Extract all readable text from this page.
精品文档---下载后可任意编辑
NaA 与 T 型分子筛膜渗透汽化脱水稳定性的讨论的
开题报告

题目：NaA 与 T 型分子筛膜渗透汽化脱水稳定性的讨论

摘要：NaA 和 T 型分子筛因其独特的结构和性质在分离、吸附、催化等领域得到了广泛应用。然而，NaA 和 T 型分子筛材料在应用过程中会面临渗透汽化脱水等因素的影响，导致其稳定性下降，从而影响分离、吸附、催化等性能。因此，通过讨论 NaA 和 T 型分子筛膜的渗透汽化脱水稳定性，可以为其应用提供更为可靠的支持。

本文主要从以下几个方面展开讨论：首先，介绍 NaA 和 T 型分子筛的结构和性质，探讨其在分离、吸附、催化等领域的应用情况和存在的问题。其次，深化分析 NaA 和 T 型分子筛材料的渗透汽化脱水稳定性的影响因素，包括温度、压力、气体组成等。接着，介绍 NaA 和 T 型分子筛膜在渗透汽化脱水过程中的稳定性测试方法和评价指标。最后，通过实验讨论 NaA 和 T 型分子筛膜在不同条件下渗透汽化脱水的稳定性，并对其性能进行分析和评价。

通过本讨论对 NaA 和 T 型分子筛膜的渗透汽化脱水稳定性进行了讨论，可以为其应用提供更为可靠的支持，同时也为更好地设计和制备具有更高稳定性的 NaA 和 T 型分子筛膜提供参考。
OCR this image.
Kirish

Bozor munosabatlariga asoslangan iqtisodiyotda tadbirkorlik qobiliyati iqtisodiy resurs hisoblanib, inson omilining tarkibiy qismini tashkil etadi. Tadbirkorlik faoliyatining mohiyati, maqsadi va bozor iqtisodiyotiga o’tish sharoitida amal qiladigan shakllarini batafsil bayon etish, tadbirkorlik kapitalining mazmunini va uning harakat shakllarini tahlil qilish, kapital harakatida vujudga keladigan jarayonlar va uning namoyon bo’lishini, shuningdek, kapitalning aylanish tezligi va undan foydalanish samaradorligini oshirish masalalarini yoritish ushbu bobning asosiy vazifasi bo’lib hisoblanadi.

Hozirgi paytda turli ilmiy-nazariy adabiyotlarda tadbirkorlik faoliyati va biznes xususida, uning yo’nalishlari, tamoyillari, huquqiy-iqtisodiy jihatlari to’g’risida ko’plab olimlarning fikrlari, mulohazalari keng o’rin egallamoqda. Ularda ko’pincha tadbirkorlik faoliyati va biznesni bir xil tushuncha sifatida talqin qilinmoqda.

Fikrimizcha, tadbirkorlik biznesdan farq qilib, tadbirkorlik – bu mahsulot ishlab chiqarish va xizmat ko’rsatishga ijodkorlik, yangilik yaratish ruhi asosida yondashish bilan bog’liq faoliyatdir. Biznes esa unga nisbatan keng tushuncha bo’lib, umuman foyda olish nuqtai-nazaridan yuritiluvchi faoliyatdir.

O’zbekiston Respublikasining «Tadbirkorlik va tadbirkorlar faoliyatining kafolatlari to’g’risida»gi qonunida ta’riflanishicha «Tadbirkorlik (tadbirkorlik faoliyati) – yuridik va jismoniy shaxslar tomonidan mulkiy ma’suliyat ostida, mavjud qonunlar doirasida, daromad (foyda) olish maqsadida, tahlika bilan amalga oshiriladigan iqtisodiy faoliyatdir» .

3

□ □ □

*WHAT YOU SHOULD DO*: State the number of lines in the preceding entries that include the word "this". Provide nothing else.

*THE REPLY*: 2